Rows from a dataset:
★ ★ ★ ★ ★

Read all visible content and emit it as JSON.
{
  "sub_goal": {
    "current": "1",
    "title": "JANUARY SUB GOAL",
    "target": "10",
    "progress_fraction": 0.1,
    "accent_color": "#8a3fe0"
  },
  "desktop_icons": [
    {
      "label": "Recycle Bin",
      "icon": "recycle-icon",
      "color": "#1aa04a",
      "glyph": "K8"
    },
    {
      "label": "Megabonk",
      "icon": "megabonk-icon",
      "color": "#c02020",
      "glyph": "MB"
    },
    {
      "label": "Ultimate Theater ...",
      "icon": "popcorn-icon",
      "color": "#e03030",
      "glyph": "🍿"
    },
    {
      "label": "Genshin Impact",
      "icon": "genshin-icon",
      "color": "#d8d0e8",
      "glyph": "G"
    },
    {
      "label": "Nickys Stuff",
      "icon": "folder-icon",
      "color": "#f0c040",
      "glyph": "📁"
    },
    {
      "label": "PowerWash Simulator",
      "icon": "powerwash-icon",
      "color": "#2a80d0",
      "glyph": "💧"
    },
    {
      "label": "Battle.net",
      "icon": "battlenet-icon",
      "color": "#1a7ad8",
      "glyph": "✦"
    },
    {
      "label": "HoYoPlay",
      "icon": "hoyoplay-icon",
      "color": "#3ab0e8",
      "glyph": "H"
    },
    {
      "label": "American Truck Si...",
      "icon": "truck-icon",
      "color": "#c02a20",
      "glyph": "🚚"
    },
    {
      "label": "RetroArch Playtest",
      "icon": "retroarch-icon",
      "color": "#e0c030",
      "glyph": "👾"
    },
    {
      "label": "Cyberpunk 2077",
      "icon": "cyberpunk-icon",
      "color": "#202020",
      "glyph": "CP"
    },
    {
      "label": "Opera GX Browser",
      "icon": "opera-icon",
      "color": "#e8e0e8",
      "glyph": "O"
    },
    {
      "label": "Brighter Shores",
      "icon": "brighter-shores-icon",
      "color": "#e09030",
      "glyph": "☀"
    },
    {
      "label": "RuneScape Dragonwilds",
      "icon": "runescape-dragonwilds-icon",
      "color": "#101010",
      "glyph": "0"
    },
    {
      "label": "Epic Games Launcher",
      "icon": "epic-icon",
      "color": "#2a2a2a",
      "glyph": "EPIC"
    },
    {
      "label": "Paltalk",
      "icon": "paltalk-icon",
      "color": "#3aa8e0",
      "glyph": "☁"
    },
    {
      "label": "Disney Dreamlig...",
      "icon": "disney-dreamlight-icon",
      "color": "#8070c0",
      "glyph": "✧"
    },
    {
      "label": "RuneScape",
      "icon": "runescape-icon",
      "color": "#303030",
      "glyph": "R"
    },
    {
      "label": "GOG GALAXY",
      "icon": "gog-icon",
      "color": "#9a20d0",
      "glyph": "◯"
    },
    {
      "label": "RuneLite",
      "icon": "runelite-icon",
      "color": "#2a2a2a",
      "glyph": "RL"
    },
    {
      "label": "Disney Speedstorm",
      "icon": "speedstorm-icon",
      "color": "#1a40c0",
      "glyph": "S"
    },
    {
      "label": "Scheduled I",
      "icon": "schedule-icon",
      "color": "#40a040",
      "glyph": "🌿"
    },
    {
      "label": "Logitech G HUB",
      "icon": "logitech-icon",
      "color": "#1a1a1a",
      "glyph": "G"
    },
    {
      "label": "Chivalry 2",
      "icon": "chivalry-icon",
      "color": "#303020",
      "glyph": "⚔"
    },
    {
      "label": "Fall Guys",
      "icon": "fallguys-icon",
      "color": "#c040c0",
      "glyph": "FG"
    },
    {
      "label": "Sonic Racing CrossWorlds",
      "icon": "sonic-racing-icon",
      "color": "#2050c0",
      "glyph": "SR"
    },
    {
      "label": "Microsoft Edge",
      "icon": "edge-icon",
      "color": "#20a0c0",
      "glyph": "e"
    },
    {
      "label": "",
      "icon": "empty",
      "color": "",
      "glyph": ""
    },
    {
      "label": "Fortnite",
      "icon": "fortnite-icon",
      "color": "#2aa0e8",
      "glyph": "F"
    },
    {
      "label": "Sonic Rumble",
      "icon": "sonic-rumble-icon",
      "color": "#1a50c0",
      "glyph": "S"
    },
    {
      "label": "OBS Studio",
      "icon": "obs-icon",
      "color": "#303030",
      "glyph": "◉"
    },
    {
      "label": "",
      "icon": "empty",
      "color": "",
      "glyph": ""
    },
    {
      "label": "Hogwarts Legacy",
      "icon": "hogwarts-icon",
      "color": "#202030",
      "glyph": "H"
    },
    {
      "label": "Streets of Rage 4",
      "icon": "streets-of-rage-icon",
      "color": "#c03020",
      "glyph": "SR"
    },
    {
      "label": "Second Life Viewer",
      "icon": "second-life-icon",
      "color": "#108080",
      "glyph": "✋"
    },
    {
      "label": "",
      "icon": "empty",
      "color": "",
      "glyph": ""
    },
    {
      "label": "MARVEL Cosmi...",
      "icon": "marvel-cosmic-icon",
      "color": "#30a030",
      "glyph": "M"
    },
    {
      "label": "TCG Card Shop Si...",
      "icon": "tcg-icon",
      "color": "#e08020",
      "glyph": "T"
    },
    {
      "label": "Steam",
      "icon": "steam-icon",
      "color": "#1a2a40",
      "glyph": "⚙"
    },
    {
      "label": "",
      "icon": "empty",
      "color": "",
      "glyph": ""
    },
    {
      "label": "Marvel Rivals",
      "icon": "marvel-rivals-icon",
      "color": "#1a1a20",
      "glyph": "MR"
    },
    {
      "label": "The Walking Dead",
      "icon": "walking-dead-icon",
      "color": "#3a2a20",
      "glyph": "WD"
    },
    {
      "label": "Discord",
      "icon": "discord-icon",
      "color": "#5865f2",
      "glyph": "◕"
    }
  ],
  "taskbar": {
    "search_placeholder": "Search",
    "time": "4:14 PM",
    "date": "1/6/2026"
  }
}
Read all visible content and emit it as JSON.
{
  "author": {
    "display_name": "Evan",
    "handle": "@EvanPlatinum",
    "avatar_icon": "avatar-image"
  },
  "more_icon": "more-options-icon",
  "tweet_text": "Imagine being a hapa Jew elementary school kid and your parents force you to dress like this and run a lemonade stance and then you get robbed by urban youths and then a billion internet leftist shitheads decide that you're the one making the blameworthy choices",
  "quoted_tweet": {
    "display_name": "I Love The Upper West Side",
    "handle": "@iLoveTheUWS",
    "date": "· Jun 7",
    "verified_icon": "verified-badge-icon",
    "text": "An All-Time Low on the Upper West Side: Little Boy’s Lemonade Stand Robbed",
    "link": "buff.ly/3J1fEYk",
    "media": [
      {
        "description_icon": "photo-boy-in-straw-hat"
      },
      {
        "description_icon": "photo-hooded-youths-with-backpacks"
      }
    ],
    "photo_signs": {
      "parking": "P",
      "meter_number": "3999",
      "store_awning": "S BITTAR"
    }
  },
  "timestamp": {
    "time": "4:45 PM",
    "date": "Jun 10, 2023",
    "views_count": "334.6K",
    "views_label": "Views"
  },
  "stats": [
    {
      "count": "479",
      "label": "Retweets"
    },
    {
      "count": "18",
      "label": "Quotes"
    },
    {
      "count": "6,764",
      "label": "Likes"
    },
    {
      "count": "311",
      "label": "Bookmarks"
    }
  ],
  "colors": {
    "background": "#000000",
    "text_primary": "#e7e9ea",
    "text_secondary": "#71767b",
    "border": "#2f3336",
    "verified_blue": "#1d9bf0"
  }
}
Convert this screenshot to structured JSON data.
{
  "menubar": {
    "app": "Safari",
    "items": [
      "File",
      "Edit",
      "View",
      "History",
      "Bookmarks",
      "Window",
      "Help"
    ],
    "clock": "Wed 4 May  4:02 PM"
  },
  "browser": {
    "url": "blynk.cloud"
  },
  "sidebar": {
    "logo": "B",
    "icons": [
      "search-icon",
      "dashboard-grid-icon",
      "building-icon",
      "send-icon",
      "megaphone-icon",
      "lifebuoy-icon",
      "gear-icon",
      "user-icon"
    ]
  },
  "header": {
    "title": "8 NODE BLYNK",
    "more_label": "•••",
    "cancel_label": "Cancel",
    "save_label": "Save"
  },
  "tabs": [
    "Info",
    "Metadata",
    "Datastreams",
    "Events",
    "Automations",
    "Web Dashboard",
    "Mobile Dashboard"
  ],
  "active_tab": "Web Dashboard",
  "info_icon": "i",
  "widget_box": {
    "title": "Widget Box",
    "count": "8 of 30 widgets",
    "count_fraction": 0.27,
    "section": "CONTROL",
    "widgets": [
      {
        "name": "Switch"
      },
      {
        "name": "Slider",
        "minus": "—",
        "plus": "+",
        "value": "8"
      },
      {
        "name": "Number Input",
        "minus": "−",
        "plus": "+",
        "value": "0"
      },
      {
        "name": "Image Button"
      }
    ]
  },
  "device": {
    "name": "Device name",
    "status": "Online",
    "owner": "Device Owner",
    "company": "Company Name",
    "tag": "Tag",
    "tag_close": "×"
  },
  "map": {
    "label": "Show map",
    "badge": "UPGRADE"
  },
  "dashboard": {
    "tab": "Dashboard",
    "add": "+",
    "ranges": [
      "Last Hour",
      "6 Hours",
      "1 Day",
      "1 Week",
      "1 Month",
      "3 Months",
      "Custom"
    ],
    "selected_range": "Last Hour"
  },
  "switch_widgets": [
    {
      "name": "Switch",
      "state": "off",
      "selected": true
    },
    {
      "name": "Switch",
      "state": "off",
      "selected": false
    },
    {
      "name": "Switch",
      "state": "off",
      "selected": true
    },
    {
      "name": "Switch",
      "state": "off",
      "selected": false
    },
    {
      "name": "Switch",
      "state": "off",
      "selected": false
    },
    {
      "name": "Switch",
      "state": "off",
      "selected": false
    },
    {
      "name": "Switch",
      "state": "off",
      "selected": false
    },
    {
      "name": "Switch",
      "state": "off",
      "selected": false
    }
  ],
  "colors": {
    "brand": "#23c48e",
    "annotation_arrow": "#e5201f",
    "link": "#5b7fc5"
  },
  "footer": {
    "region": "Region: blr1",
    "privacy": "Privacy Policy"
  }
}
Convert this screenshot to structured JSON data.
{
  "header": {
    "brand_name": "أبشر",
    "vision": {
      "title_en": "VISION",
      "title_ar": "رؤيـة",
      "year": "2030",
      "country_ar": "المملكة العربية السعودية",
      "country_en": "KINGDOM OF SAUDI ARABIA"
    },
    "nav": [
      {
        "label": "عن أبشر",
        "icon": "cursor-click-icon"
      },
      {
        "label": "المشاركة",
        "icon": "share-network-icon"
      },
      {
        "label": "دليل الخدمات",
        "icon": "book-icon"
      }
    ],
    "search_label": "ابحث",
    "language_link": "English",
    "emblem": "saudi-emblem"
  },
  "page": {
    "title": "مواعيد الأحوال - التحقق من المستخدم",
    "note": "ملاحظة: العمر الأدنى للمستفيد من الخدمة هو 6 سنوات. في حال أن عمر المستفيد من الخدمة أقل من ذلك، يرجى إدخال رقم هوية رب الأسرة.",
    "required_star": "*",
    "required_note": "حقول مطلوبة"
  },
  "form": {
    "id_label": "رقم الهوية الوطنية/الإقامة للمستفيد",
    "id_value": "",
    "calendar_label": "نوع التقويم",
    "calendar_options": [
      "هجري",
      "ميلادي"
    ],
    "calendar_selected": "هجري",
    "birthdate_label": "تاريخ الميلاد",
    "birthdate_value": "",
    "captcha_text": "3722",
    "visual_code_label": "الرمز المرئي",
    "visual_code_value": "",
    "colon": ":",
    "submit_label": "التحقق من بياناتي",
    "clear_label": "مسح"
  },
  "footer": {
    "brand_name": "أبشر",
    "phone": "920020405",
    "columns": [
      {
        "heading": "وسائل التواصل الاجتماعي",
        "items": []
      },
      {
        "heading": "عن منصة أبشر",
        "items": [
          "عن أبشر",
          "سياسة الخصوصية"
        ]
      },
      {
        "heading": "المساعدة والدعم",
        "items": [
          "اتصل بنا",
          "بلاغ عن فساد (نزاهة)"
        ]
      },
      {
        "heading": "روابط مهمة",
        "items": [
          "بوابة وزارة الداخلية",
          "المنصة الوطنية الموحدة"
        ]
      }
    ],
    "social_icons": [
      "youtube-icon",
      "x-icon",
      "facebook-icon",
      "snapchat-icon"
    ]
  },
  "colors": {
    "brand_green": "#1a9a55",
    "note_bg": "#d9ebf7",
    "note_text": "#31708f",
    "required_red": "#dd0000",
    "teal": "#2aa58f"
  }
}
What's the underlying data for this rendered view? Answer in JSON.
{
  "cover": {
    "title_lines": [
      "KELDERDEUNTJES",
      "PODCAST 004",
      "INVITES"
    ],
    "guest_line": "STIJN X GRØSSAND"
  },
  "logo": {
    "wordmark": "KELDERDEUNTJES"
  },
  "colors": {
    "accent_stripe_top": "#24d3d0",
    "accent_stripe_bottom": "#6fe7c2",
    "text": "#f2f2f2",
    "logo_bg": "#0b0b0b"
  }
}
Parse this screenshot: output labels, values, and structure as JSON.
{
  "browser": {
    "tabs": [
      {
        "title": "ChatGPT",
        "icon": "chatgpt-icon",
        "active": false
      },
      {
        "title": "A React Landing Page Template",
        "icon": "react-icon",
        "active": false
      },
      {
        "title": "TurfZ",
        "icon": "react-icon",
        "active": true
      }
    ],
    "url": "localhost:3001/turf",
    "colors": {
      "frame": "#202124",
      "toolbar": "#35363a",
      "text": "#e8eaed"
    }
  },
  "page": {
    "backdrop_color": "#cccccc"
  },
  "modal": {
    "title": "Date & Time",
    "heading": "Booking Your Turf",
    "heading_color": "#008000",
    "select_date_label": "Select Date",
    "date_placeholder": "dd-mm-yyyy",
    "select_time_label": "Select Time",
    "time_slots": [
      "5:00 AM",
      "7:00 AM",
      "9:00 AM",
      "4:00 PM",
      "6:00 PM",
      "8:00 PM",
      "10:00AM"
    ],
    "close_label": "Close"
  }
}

★ ★ ★ ★ ★

Starting at the line that contains "Parse this screenshot: output", output each remaining line of the listing, the last line included, exactly as it appears.

→ Written response:
Parse this screenshot: output labels, values, and structure as JSON.
{
  "browser": {
    "tabs": [
      {
        "title": "ChatGPT",
        "icon": "chatgpt-icon",
        "active": false
      },
      {
        "title": "A React Landing Page Template",
        "icon": "react-icon",
        "active": false
      },
      {
        "title": "TurfZ",
        "icon": "react-icon",
        "active": true
      }
    ],
    "url": "localhost:3001/turf",
    "colors": {
      "frame": "#202124",
      "toolbar": "#35363a",
      "text": "#e8eaed"
    }
  },
  "page": {
    "backdrop_color": "#cccccc"
  },
  "modal": {
    "title": "Date & Time",
    "heading": "Booking Your Turf",
    "heading_color": "#008000",
    "select_date_label": "Select Date",
    "date_placeholder": "dd-mm-yyyy",
    "select_time_label": "Select Time",
    "time_slots": [
      "5:00 AM",
      "7:00 AM",
      "9:00 AM",
      "4:00 PM",
      "6:00 PM",
      "8:00 PM",
      "10:00AM"
    ],
    "close_label": "Close"
  }
}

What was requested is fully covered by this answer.